--- Aim ---
Check every line for the word "Strecke" and state how many lines have it. Reply with the number alone.

(Dataset records)
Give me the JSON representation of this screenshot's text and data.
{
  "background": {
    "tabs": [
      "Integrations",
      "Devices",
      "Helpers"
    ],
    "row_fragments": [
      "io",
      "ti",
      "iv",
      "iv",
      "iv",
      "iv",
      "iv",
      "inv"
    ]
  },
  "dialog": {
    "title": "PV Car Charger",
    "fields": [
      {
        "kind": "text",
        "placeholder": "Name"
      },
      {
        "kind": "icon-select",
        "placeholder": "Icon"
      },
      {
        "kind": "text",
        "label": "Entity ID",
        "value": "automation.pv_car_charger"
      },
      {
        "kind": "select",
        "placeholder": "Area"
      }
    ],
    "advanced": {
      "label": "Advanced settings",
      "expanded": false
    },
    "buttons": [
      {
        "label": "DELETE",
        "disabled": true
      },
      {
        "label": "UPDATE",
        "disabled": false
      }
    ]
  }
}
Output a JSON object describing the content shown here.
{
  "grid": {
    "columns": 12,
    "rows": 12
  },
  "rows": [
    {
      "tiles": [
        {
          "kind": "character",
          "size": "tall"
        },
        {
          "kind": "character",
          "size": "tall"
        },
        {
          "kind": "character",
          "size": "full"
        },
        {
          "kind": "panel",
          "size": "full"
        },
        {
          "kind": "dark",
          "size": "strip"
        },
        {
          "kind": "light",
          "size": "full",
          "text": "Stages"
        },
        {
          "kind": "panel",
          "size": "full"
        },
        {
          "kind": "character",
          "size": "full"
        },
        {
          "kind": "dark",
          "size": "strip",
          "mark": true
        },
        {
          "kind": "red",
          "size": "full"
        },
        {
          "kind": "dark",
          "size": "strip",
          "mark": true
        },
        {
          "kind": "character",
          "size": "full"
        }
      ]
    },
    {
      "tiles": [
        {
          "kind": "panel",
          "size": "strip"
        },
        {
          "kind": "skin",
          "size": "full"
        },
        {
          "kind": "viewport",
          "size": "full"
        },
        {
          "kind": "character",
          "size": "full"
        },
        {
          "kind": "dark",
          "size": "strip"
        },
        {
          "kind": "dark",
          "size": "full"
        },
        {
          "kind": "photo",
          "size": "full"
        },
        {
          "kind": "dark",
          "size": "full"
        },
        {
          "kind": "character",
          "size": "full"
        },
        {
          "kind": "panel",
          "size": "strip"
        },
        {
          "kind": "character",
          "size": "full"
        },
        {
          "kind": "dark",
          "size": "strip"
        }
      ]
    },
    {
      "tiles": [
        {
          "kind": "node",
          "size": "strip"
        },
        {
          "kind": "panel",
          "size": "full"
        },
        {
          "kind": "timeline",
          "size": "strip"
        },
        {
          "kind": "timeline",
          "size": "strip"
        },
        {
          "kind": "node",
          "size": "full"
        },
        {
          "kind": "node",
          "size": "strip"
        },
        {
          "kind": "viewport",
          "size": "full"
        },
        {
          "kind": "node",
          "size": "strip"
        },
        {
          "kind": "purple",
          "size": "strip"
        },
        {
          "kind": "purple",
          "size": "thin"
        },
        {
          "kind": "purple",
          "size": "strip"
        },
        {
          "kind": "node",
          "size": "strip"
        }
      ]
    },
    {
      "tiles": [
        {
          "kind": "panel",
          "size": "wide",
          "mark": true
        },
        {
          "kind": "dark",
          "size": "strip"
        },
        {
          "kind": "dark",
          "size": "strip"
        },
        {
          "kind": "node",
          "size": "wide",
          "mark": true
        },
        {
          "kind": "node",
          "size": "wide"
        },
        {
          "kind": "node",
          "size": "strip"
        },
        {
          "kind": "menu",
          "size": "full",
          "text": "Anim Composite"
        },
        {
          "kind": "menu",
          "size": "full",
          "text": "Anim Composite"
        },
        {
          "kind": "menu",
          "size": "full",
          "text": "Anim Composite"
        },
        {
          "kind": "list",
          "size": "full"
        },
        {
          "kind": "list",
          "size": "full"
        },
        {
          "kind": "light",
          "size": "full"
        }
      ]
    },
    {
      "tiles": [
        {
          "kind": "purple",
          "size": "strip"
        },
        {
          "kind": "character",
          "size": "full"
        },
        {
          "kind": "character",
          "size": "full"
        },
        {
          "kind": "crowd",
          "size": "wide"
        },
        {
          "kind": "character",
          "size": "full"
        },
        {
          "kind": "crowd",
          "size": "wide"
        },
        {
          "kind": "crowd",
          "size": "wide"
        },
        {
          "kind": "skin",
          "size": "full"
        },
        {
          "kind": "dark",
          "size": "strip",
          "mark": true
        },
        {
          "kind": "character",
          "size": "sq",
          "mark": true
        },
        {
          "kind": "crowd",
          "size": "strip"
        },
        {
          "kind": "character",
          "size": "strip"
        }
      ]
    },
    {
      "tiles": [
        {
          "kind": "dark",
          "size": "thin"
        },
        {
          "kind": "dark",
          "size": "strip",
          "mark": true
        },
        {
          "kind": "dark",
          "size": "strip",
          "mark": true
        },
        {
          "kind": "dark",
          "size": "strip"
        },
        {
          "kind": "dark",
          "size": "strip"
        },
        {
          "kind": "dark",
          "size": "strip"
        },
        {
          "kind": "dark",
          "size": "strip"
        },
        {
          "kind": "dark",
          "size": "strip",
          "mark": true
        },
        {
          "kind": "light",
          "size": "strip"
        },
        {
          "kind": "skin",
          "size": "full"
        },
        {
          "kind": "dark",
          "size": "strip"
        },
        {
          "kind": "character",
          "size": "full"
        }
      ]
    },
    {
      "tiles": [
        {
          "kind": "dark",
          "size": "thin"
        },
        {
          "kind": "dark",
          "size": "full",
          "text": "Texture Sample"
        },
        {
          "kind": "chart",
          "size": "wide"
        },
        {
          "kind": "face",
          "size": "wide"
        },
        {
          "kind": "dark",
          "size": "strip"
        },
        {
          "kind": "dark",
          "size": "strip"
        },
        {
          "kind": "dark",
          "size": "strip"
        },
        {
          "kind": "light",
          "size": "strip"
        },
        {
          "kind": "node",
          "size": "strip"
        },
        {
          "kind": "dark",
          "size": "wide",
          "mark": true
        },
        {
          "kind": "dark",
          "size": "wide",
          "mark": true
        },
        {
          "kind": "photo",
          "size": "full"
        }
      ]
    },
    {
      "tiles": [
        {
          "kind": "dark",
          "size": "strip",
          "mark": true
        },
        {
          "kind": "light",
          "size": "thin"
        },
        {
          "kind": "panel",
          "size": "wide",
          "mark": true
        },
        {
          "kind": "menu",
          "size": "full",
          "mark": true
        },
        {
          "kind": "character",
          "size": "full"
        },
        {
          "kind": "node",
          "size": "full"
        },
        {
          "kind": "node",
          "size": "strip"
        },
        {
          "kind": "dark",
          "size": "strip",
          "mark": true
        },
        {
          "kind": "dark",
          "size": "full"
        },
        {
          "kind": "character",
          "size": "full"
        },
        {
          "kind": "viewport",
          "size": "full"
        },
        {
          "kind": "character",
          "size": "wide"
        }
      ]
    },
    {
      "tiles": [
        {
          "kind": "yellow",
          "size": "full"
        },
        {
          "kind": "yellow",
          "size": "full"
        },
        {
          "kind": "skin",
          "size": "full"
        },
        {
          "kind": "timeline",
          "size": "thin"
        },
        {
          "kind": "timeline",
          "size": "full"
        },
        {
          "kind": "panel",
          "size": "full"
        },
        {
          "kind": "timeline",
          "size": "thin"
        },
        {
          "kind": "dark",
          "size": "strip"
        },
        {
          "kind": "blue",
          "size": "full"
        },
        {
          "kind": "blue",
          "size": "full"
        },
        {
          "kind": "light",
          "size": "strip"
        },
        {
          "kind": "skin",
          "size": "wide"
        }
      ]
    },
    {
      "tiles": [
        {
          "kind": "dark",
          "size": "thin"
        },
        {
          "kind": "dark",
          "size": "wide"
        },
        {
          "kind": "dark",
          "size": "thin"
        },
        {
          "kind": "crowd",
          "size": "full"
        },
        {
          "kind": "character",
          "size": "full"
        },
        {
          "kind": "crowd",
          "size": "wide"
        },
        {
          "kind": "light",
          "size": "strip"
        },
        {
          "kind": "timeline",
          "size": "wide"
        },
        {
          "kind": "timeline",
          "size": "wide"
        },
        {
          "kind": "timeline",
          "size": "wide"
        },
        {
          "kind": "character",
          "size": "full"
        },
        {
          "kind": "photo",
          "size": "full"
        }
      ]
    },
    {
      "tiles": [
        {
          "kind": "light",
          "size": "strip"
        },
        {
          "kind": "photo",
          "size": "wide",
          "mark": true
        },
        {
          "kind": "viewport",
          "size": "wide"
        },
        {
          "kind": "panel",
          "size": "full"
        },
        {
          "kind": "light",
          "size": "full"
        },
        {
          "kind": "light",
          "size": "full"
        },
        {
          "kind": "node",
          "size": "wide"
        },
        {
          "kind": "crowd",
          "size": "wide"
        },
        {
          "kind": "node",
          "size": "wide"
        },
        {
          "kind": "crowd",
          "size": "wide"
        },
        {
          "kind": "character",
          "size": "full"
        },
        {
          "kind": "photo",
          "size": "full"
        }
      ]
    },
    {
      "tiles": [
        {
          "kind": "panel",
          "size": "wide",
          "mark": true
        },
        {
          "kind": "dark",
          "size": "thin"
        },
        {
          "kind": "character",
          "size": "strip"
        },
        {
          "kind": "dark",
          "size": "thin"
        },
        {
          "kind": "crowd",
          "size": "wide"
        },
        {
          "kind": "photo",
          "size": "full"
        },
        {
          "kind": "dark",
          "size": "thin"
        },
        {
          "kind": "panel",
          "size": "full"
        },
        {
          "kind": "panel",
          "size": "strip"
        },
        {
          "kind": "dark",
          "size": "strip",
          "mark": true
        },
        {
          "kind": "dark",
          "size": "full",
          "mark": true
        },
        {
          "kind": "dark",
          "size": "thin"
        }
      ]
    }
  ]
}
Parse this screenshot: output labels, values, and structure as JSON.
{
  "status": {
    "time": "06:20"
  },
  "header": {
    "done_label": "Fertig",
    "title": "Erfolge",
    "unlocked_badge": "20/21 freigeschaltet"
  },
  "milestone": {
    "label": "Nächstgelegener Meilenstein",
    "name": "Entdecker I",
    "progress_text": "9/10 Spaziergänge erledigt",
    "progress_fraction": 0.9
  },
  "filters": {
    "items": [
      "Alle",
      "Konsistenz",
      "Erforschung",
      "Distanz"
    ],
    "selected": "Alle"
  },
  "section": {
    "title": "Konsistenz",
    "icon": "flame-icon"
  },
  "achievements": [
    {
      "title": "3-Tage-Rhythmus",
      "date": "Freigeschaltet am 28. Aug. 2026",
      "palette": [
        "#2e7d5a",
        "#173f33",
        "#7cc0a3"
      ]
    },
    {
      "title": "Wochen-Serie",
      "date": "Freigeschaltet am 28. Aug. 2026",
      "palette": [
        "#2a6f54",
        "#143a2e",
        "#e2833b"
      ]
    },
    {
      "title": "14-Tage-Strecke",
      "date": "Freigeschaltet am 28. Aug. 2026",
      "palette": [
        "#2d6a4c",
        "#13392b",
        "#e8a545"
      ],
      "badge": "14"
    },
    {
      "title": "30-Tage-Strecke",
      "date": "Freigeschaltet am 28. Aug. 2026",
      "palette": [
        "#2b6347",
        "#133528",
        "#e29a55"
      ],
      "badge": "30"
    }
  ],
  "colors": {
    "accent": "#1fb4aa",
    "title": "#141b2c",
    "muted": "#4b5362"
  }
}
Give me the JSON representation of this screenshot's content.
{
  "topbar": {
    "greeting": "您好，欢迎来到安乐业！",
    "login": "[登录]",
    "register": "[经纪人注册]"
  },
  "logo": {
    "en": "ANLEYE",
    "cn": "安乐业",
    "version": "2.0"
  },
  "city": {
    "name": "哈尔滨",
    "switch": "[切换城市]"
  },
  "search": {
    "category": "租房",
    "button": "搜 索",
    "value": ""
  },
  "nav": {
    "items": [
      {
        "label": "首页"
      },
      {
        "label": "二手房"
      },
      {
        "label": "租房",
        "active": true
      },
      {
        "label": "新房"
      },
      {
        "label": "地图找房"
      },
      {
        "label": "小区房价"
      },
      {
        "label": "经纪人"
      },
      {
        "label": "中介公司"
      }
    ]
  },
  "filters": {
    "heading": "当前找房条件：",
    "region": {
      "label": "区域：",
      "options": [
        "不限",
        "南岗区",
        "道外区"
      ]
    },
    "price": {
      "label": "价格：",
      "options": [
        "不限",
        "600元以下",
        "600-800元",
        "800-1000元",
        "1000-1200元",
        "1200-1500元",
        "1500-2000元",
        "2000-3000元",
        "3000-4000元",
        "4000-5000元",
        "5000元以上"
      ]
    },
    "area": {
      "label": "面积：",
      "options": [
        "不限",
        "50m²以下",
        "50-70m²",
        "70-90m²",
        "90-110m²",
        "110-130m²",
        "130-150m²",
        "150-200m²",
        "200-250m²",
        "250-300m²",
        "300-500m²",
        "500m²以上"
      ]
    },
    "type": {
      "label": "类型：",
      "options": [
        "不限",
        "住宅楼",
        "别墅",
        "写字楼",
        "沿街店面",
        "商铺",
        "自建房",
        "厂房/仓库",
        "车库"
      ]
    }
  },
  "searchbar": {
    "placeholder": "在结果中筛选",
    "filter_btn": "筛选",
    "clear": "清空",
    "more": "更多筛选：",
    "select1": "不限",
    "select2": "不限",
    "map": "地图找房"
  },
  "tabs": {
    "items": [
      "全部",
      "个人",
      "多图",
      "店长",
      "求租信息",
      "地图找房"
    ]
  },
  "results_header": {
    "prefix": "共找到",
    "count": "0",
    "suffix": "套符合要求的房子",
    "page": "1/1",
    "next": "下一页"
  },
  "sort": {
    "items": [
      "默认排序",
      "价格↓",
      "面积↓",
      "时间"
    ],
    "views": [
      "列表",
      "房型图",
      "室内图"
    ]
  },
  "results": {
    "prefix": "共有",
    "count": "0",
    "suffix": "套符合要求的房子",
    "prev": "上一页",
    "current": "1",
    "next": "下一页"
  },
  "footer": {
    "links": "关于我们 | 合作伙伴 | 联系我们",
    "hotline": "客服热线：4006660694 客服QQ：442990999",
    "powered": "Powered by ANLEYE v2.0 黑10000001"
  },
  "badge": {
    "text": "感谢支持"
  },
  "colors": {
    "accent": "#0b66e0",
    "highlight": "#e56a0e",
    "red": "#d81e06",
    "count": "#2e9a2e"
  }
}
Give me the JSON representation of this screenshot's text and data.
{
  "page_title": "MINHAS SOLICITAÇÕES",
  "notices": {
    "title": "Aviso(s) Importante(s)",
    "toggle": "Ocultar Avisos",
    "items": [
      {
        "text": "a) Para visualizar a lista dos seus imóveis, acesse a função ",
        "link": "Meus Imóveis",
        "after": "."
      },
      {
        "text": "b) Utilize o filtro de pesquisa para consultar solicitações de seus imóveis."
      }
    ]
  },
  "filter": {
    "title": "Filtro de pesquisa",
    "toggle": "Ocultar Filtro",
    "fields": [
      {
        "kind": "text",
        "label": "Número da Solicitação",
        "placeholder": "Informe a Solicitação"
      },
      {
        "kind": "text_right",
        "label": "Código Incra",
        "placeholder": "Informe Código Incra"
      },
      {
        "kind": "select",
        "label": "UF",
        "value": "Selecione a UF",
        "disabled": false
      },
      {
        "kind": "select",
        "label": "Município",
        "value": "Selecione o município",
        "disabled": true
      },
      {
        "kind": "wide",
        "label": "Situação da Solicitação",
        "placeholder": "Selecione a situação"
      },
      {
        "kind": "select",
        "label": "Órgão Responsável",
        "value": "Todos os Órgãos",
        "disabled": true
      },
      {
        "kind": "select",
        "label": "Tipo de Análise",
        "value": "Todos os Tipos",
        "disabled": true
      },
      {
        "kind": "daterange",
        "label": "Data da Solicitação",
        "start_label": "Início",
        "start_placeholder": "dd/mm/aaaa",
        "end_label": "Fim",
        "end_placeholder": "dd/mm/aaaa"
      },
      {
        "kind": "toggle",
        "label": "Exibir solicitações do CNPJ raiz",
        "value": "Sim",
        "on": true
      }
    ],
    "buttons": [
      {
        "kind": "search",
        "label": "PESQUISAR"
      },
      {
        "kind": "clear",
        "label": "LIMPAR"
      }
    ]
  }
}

--- Problem solution ---
2